**Stated exercise:** Look through the material below. Copy every line with the string "xlabel" in it.

Figure collection entries:
-*-*-

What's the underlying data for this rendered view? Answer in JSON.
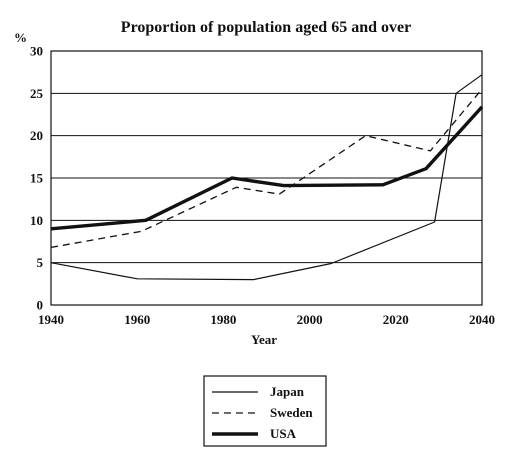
{
  "chart_data": {
    "type": "line",
    "title": "Proportion of population aged 65 and over",
    "xlabel": "Year",
    "ylabel": "%",
    "xlim": [
      1940,
      2040
    ],
    "ylim": [
      0,
      30
    ],
    "xticks": [
      "1940",
      "1960",
      "1980",
      "2000",
      "2020",
      "2040"
    ],
    "yticks": [
      "0",
      "5",
      "10",
      "15",
      "20",
      "25",
      "30"
    ],
    "grid": "horizontal",
    "legend_position": "bottom-center",
    "series": [
      {
        "name": "Japan",
        "style": "thin-solid",
        "color": "#111111",
        "points": [
          [
            1940,
            5
          ],
          [
            1960,
            3.1
          ],
          [
            1987,
            3
          ],
          [
            2005,
            4.9
          ],
          [
            2029,
            9.8
          ],
          [
            2034,
            25
          ],
          [
            2040,
            27.2
          ]
        ]
      },
      {
        "name": "Sweden",
        "style": "dashed",
        "color": "#111111",
        "points": [
          [
            1940,
            6.8
          ],
          [
            1961,
            8.7
          ],
          [
            1983,
            13.9
          ],
          [
            1993,
            13.1
          ],
          [
            2013,
            20
          ],
          [
            2028,
            18.2
          ],
          [
            2040,
            25.5
          ]
        ]
      },
      {
        "name": "USA",
        "style": "thick-solid",
        "color": "#111111",
        "points": [
          [
            1940,
            9
          ],
          [
            1962,
            10
          ],
          [
            1982,
            15
          ],
          [
            1994,
            14.1
          ],
          [
            2017,
            14.2
          ],
          [
            2027,
            16.1
          ],
          [
            2040,
            23.4
          ]
        ]
      }
    ]
  }
}
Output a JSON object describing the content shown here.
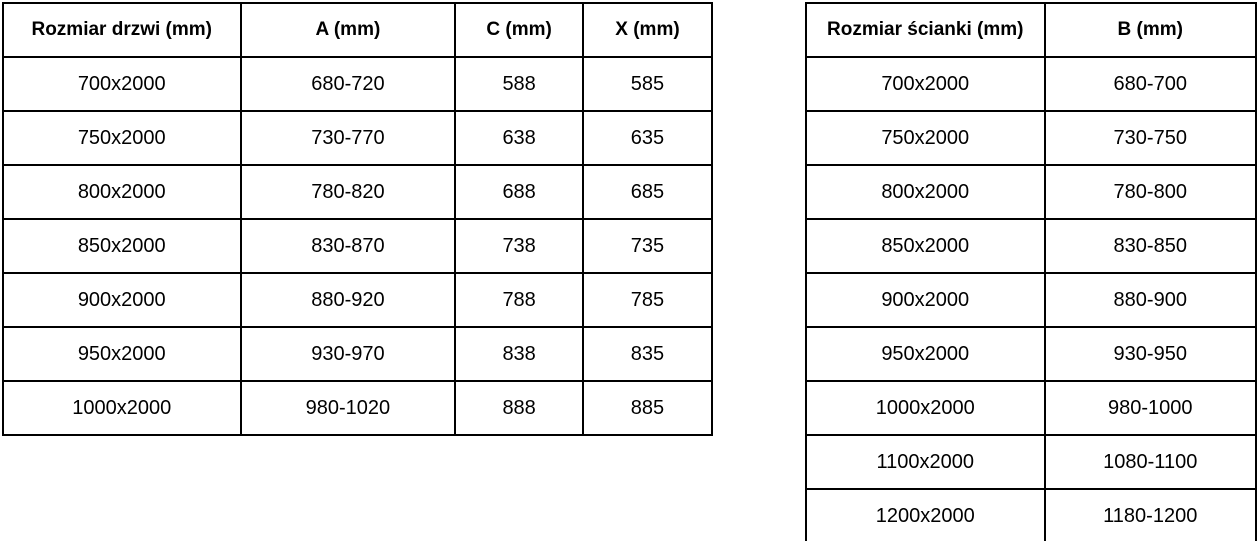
{
  "colors": {
    "border": "#000000",
    "text": "#000000",
    "background": "#ffffff"
  },
  "door_table": {
    "headers": [
      "Rozmiar drzwi (mm)",
      "A (mm)",
      "C (mm)",
      "X (mm)"
    ],
    "rows": [
      [
        "700x2000",
        "680-720",
        "588",
        "585"
      ],
      [
        "750x2000",
        "730-770",
        "638",
        "635"
      ],
      [
        "800x2000",
        "780-820",
        "688",
        "685"
      ],
      [
        "850x2000",
        "830-870",
        "738",
        "735"
      ],
      [
        "900x2000",
        "880-920",
        "788",
        "785"
      ],
      [
        "950x2000",
        "930-970",
        "838",
        "835"
      ],
      [
        "1000x2000",
        "980-1020",
        "888",
        "885"
      ]
    ]
  },
  "wall_table": {
    "headers": [
      "Rozmiar ścianki (mm)",
      "B (mm)"
    ],
    "rows": [
      [
        "700x2000",
        "680-700"
      ],
      [
        "750x2000",
        "730-750"
      ],
      [
        "800x2000",
        "780-800"
      ],
      [
        "850x2000",
        "830-850"
      ],
      [
        "900x2000",
        "880-900"
      ],
      [
        "950x2000",
        "930-950"
      ],
      [
        "1000x2000",
        "980-1000"
      ],
      [
        "1100x2000",
        "1080-1100"
      ],
      [
        "1200x2000",
        "1180-1200"
      ]
    ]
  }
}
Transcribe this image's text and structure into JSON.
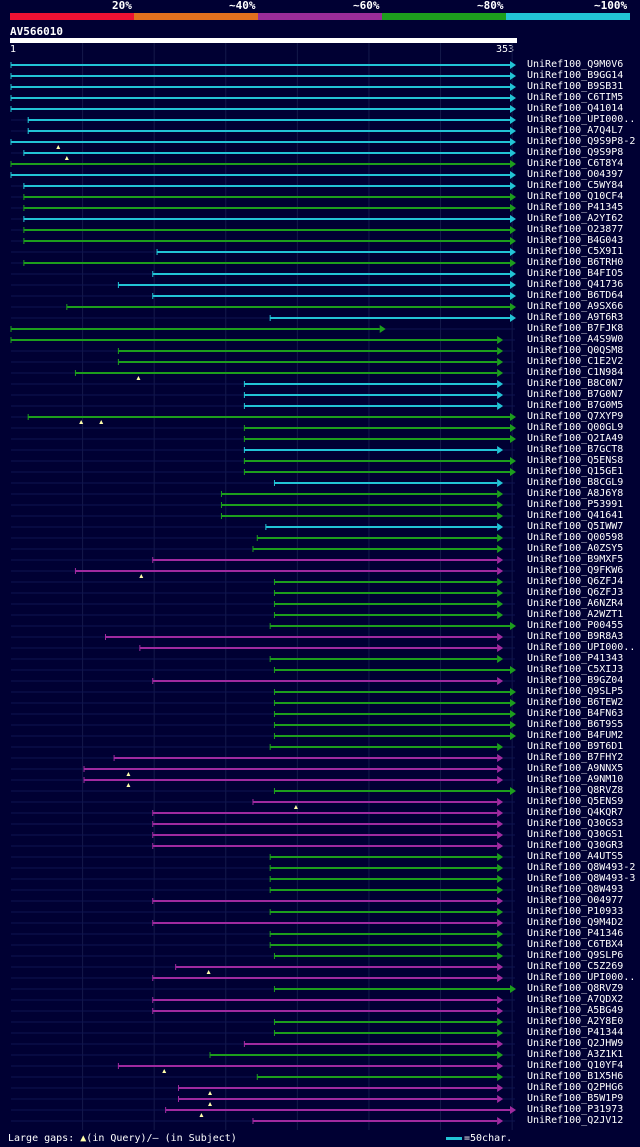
{
  "scale": {
    "ticks": [
      {
        "label": "20%",
        "color": "#ee1133"
      },
      {
        "label": "~40%",
        "color": "#e2701e"
      },
      {
        "label": "~60%",
        "color": "#9a2c99"
      },
      {
        "label": "~80%",
        "color": "#1d9e1d"
      },
      {
        "label": "~100%",
        "color": "#22c4d6"
      }
    ]
  },
  "query": {
    "name": "AV566010",
    "start": "1",
    "end": "353",
    "length": 353
  },
  "colors": {
    "cyan": "#22c4d6",
    "green": "#1d9e1d",
    "purple": "#a02aa0",
    "background": "#000033",
    "triangle": "#ffffaa"
  },
  "hits": [
    {
      "label": "UniRef100_Q9M0V6",
      "s": 1,
      "e": 353,
      "c": "cyan",
      "t": "a"
    },
    {
      "label": "UniRef100_B9GG14",
      "s": 1,
      "e": 353,
      "c": "cyan",
      "t": "a"
    },
    {
      "label": "UniRef100_B9SB31",
      "s": 1,
      "e": 353,
      "c": "cyan",
      "t": "a"
    },
    {
      "label": "UniRef100_C6TIM5",
      "s": 1,
      "e": 353,
      "c": "cyan",
      "t": "a"
    },
    {
      "label": "UniRef100_Q41014",
      "s": 1,
      "e": 353,
      "c": "cyan",
      "t": "a"
    },
    {
      "label": "UniRef100_UPI000..",
      "s": 13,
      "e": 353,
      "c": "cyan",
      "t": "a"
    },
    {
      "label": "UniRef100_A7Q4L7",
      "s": 13,
      "e": 353,
      "c": "cyan",
      "t": "a"
    },
    {
      "label": "UniRef100_Q9S9P8-2",
      "s": 1,
      "e": 353,
      "c": "cyan",
      "t": "a",
      "g": [
        34
      ]
    },
    {
      "label": "UniRef100_Q9S9P8",
      "s": 10,
      "e": 353,
      "c": "cyan",
      "t": "a",
      "g": [
        40
      ]
    },
    {
      "label": "UniRef100_C6T8Y4",
      "s": 1,
      "e": 353,
      "c": "green",
      "t": "a"
    },
    {
      "label": "UniRef100_O04397",
      "s": 1,
      "e": 353,
      "c": "cyan",
      "t": "a"
    },
    {
      "label": "UniRef100_C5WY84",
      "s": 10,
      "e": 353,
      "c": "cyan",
      "t": "a"
    },
    {
      "label": "UniRef100_Q10CF4",
      "s": 10,
      "e": 353,
      "c": "green",
      "t": "a"
    },
    {
      "label": "UniRef100_P41345",
      "s": 10,
      "e": 353,
      "c": "green",
      "t": "a"
    },
    {
      "label": "UniRef100_A2YI62",
      "s": 10,
      "e": 353,
      "c": "cyan",
      "t": "a"
    },
    {
      "label": "UniRef100_O23877",
      "s": 10,
      "e": 353,
      "c": "green",
      "t": "a"
    },
    {
      "label": "UniRef100_B4G043",
      "s": 10,
      "e": 353,
      "c": "green",
      "t": "a"
    },
    {
      "label": "UniRef100_C5X9I1",
      "s": 103,
      "e": 353,
      "c": "cyan",
      "t": "a"
    },
    {
      "label": "UniRef100_B6TRH0",
      "s": 10,
      "e": 353,
      "c": "green",
      "t": "a"
    },
    {
      "label": "UniRef100_B4FIO5",
      "s": 100,
      "e": 353,
      "c": "cyan",
      "t": "a"
    },
    {
      "label": "UniRef100_Q41736",
      "s": 76,
      "e": 353,
      "c": "cyan",
      "t": "a"
    },
    {
      "label": "UniRef100_B6TD64",
      "s": 100,
      "e": 353,
      "c": "cyan",
      "t": "a"
    },
    {
      "label": "UniRef100_A9SX66",
      "s": 40,
      "e": 353,
      "c": "green",
      "t": "a"
    },
    {
      "label": "UniRef100_A9T6R3",
      "s": 182,
      "e": 353,
      "c": "cyan",
      "t": "a"
    },
    {
      "label": "UniRef100_B7FJK8",
      "s": 1,
      "e": 262,
      "c": "green",
      "t": "a"
    },
    {
      "label": "UniRef100_A4S9W0",
      "s": 1,
      "e": 344,
      "c": "green",
      "t": "a"
    },
    {
      "label": "UniRef100_Q0QSM8",
      "s": 76,
      "e": 344,
      "c": "green",
      "t": "a"
    },
    {
      "label": "UniRef100_C1E2V2",
      "s": 76,
      "e": 344,
      "c": "green",
      "t": "a"
    },
    {
      "label": "UniRef100_C1N984",
      "s": 46,
      "e": 344,
      "c": "green",
      "t": "a",
      "g": [
        90
      ]
    },
    {
      "label": "UniRef100_B8C0N7",
      "s": 164,
      "e": 344,
      "c": "cyan",
      "t": "a"
    },
    {
      "label": "UniRef100_B7G0N7",
      "s": 164,
      "e": 344,
      "c": "cyan",
      "t": "a"
    },
    {
      "label": "UniRef100_B7G0M5",
      "s": 164,
      "e": 344,
      "c": "cyan",
      "t": "a"
    },
    {
      "label": "UniRef100_Q7XYP9",
      "s": 13,
      "e": 353,
      "c": "green",
      "t": "a",
      "g": [
        50,
        64
      ]
    },
    {
      "label": "UniRef100_Q00GL9",
      "s": 164,
      "e": 353,
      "c": "green",
      "t": "a"
    },
    {
      "label": "UniRef100_Q2IA49",
      "s": 164,
      "e": 353,
      "c": "green",
      "t": "a"
    },
    {
      "label": "UniRef100_B7GCT8",
      "s": 164,
      "e": 344,
      "c": "cyan",
      "t": "a"
    },
    {
      "label": "UniRef100_Q5ENS8",
      "s": 164,
      "e": 353,
      "c": "green",
      "t": "a"
    },
    {
      "label": "UniRef100_Q15GE1",
      "s": 164,
      "e": 353,
      "c": "green",
      "t": "a"
    },
    {
      "label": "UniRef100_B8CGL9",
      "s": 185,
      "e": 344,
      "c": "cyan",
      "t": "a"
    },
    {
      "label": "UniRef100_A8J6Y8",
      "s": 148,
      "e": 344,
      "c": "green",
      "t": "a"
    },
    {
      "label": "UniRef100_P53991",
      "s": 148,
      "e": 344,
      "c": "green",
      "t": "a"
    },
    {
      "label": "UniRef100_Q41641",
      "s": 148,
      "e": 344,
      "c": "green",
      "t": "a"
    },
    {
      "label": "UniRef100_Q5IWW7",
      "s": 179,
      "e": 344,
      "c": "cyan",
      "t": "a"
    },
    {
      "label": "UniRef100_Q00598",
      "s": 173,
      "e": 344,
      "c": "green",
      "t": "a"
    },
    {
      "label": "UniRef100_A0ZSY5",
      "s": 170,
      "e": 344,
      "c": "green",
      "t": "a"
    },
    {
      "label": "UniRef100_B9MXF5",
      "s": 100,
      "e": 344,
      "c": "purple",
      "t": "a"
    },
    {
      "label": "UniRef100_Q9FKW6",
      "s": 46,
      "e": 344,
      "c": "purple",
      "t": "a",
      "g": [
        92
      ]
    },
    {
      "label": "UniRef100_Q6ZFJ4",
      "s": 185,
      "e": 344,
      "c": "green",
      "t": "a"
    },
    {
      "label": "UniRef100_Q6ZFJ3",
      "s": 185,
      "e": 344,
      "c": "green",
      "t": "a"
    },
    {
      "label": "UniRef100_A6NZR4",
      "s": 185,
      "e": 344,
      "c": "green",
      "t": "a"
    },
    {
      "label": "UniRef100_A2WZT1",
      "s": 185,
      "e": 344,
      "c": "green",
      "t": "a"
    },
    {
      "label": "UniRef100_P00455",
      "s": 182,
      "e": 353,
      "c": "green",
      "t": "a"
    },
    {
      "label": "UniRef100_B9R8A3",
      "s": 67,
      "e": 344,
      "c": "purple",
      "t": "a"
    },
    {
      "label": "UniRef100_UPI000..",
      "s": 91,
      "e": 344,
      "c": "purple",
      "t": "a"
    },
    {
      "label": "UniRef100_P41343",
      "s": 182,
      "e": 344,
      "c": "green",
      "t": "a"
    },
    {
      "label": "UniRef100_C5XIJ3",
      "s": 185,
      "e": 353,
      "c": "green",
      "t": "a"
    },
    {
      "label": "UniRef100_B9GZ04",
      "s": 100,
      "e": 344,
      "c": "purple",
      "t": "a"
    },
    {
      "label": "UniRef100_Q9SLP5",
      "s": 185,
      "e": 353,
      "c": "green",
      "t": "a"
    },
    {
      "label": "UniRef100_B6TEW2",
      "s": 185,
      "e": 353,
      "c": "green",
      "t": "a"
    },
    {
      "label": "UniRef100_B4FN63",
      "s": 185,
      "e": 353,
      "c": "green",
      "t": "a"
    },
    {
      "label": "UniRef100_B6T9S5",
      "s": 185,
      "e": 353,
      "c": "green",
      "t": "a"
    },
    {
      "label": "UniRef100_B4FUM2",
      "s": 185,
      "e": 353,
      "c": "green",
      "t": "a"
    },
    {
      "label": "UniRef100_B9T6D1",
      "s": 182,
      "e": 344,
      "c": "green",
      "t": "a"
    },
    {
      "label": "UniRef100_B7FHY2",
      "s": 73,
      "e": 344,
      "c": "purple",
      "t": "a"
    },
    {
      "label": "UniRef100_A9NNX5",
      "s": 52,
      "e": 344,
      "c": "purple",
      "t": "a",
      "g": [
        83
      ]
    },
    {
      "label": "UniRef100_A9NM10",
      "s": 52,
      "e": 344,
      "c": "purple",
      "t": "a",
      "g": [
        83
      ]
    },
    {
      "label": "UniRef100_Q8RVZ8",
      "s": 185,
      "e": 353,
      "c": "green",
      "t": "a"
    },
    {
      "label": "UniRef100_Q5ENS9",
      "s": 170,
      "e": 344,
      "c": "purple",
      "t": "a",
      "g": [
        200
      ]
    },
    {
      "label": "UniRef100_Q4KQR7",
      "s": 100,
      "e": 344,
      "c": "purple",
      "t": "a"
    },
    {
      "label": "UniRef100_Q30GS3",
      "s": 100,
      "e": 344,
      "c": "purple",
      "t": "a"
    },
    {
      "label": "UniRef100_Q30GS1",
      "s": 100,
      "e": 344,
      "c": "purple",
      "t": "a"
    },
    {
      "label": "UniRef100_Q30GR3",
      "s": 100,
      "e": 344,
      "c": "purple",
      "t": "a"
    },
    {
      "label": "UniRef100_A4UTS5",
      "s": 182,
      "e": 344,
      "c": "green",
      "t": "a"
    },
    {
      "label": "UniRef100_Q8W493-2",
      "s": 182,
      "e": 344,
      "c": "green",
      "t": "a"
    },
    {
      "label": "UniRef100_Q8W493-3",
      "s": 182,
      "e": 344,
      "c": "green",
      "t": "a"
    },
    {
      "label": "UniRef100_Q8W493",
      "s": 182,
      "e": 344,
      "c": "green",
      "t": "a"
    },
    {
      "label": "UniRef100_O04977",
      "s": 100,
      "e": 344,
      "c": "purple",
      "t": "a"
    },
    {
      "label": "UniRef100_P10933",
      "s": 182,
      "e": 344,
      "c": "green",
      "t": "a"
    },
    {
      "label": "UniRef100_Q9M4D2",
      "s": 100,
      "e": 344,
      "c": "purple",
      "t": "a"
    },
    {
      "label": "UniRef100_P41346",
      "s": 182,
      "e": 344,
      "c": "green",
      "t": "a"
    },
    {
      "label": "UniRef100_C6TBX4",
      "s": 182,
      "e": 344,
      "c": "green",
      "t": "a"
    },
    {
      "label": "UniRef100_Q9SLP6",
      "s": 185,
      "e": 344,
      "c": "green",
      "t": "a"
    },
    {
      "label": "UniRef100_C5Z269",
      "s": 116,
      "e": 344,
      "c": "purple",
      "t": "a",
      "g": [
        139
      ]
    },
    {
      "label": "UniRef100_UPI000..",
      "s": 100,
      "e": 344,
      "c": "purple",
      "t": "a"
    },
    {
      "label": "UniRef100_Q8RVZ9",
      "s": 185,
      "e": 353,
      "c": "green",
      "t": "a"
    },
    {
      "label": "UniRef100_A7QDX2",
      "s": 100,
      "e": 344,
      "c": "purple",
      "t": "a"
    },
    {
      "label": "UniRef100_A5BG49",
      "s": 100,
      "e": 344,
      "c": "purple",
      "t": "a"
    },
    {
      "label": "UniRef100_A2Y8E0",
      "s": 185,
      "e": 344,
      "c": "green",
      "t": "a"
    },
    {
      "label": "UniRef100_P41344",
      "s": 185,
      "e": 344,
      "c": "green",
      "t": "a"
    },
    {
      "label": "UniRef100_Q2JHW9",
      "s": 164,
      "e": 344,
      "c": "purple",
      "t": "a"
    },
    {
      "label": "UniRef100_A3Z1K1",
      "s": 140,
      "e": 344,
      "c": "green",
      "t": "a"
    },
    {
      "label": "UniRef100_Q10YF4",
      "s": 76,
      "e": 344,
      "c": "purple",
      "t": "a",
      "g": [
        108
      ]
    },
    {
      "label": "UniRef100_B1X5H6",
      "s": 173,
      "e": 344,
      "c": "green",
      "t": "a"
    },
    {
      "label": "UniRef100_Q2PHG6",
      "s": 118,
      "e": 344,
      "c": "purple",
      "t": "a",
      "g": [
        140
      ]
    },
    {
      "label": "UniRef100_B5W1P9",
      "s": 118,
      "e": 344,
      "c": "purple",
      "t": "a",
      "g": [
        140
      ]
    },
    {
      "label": "UniRef100_P31973",
      "s": 109,
      "e": 353,
      "c": "purple",
      "t": "a",
      "g": [
        134
      ]
    },
    {
      "label": "UniRef100_Q2JV12",
      "s": 170,
      "e": 344,
      "c": "purple",
      "t": "a"
    }
  ],
  "footer": {
    "legend_prefix": "Large gaps:",
    "legend_query": "(in Query)/",
    "legend_subject": "(in Subject)",
    "scale_label": "=50char."
  }
}
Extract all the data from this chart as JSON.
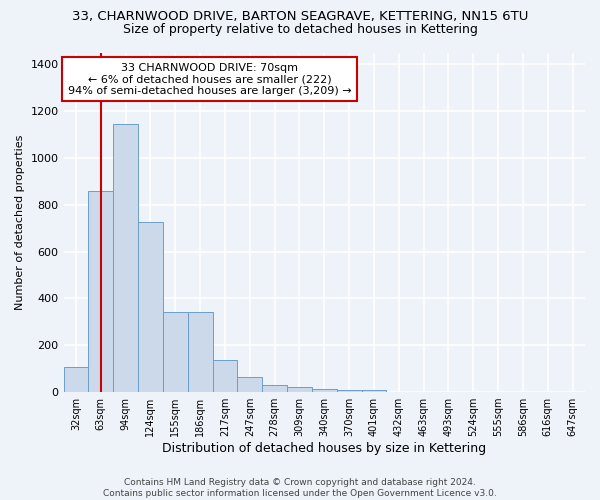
{
  "title": "33, CHARNWOOD DRIVE, BARTON SEAGRAVE, KETTERING, NN15 6TU",
  "subtitle": "Size of property relative to detached houses in Kettering",
  "xlabel": "Distribution of detached houses by size in Kettering",
  "ylabel": "Number of detached properties",
  "footer_line1": "Contains HM Land Registry data © Crown copyright and database right 2024.",
  "footer_line2": "Contains public sector information licensed under the Open Government Licence v3.0.",
  "bins": [
    "32sqm",
    "63sqm",
    "94sqm",
    "124sqm",
    "155sqm",
    "186sqm",
    "217sqm",
    "247sqm",
    "278sqm",
    "309sqm",
    "340sqm",
    "370sqm",
    "401sqm",
    "432sqm",
    "463sqm",
    "493sqm",
    "524sqm",
    "555sqm",
    "586sqm",
    "616sqm",
    "647sqm"
  ],
  "values": [
    105,
    860,
    1145,
    728,
    340,
    340,
    135,
    65,
    30,
    20,
    15,
    10,
    10,
    0,
    0,
    0,
    0,
    0,
    0,
    0,
    0
  ],
  "bar_color": "#ccd9ea",
  "bar_edge_color": "#6b9ec8",
  "vline_x": 1,
  "vline_color": "#cc0000",
  "annotation_text": "33 CHARNWOOD DRIVE: 70sqm\n← 6% of detached houses are smaller (222)\n94% of semi-detached houses are larger (3,209) →",
  "annotation_box_color": "#ffffff",
  "annotation_box_edge_color": "#cc0000",
  "ylim": [
    0,
    1450
  ],
  "yticks": [
    0,
    200,
    400,
    600,
    800,
    1000,
    1200,
    1400
  ],
  "background_color": "#eef2f9",
  "plot_background": "#eef2f9",
  "grid_color": "#ffffff",
  "title_fontsize": 9.5,
  "subtitle_fontsize": 9
}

-*-*-

**Final result:**
    "xlabel": "Year",
  "xlabel": "Distribution of detached houses by size in Kettering",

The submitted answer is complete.